Written task —
Copy out every line that contains "корень".

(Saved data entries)

'''

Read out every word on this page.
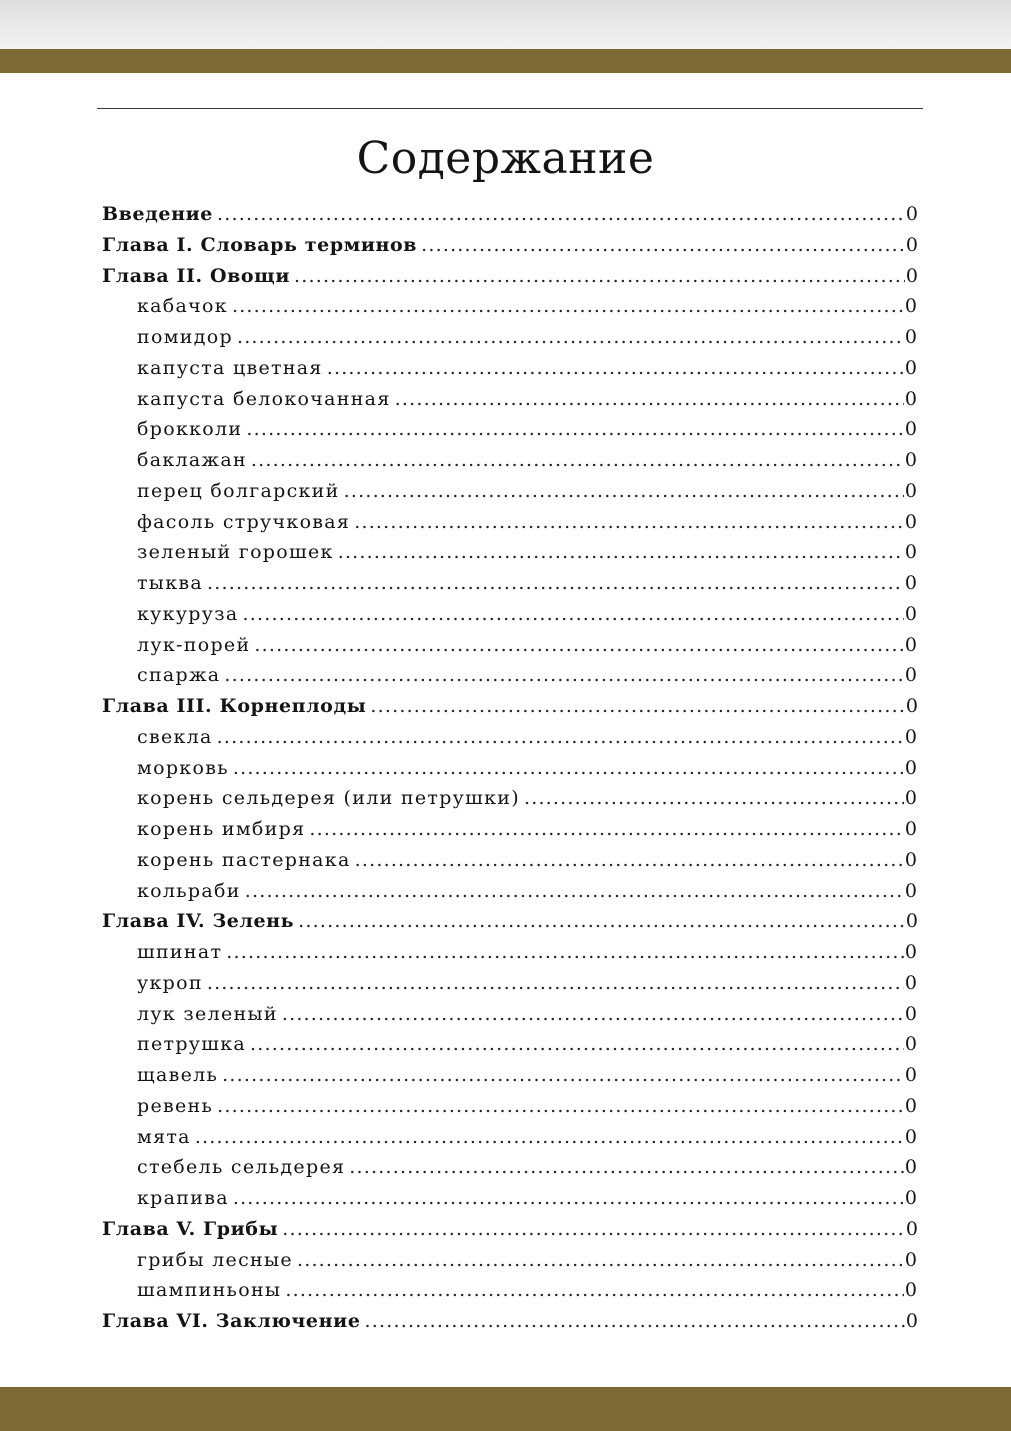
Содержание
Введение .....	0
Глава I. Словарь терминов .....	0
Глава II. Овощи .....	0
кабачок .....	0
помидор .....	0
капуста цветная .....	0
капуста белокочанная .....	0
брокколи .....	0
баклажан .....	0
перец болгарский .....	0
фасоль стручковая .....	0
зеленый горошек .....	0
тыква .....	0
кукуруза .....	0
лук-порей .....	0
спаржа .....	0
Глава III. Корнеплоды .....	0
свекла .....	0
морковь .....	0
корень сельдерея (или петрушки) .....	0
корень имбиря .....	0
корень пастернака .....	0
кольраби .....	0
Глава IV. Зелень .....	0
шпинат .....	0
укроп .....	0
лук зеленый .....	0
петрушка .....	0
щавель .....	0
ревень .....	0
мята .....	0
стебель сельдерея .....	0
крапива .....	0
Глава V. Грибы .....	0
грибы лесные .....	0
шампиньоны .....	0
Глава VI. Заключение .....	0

'''

Output —
корень сельдерея (или петрушки) .....	0
корень имбиря .....	0
корень пастернака .....	0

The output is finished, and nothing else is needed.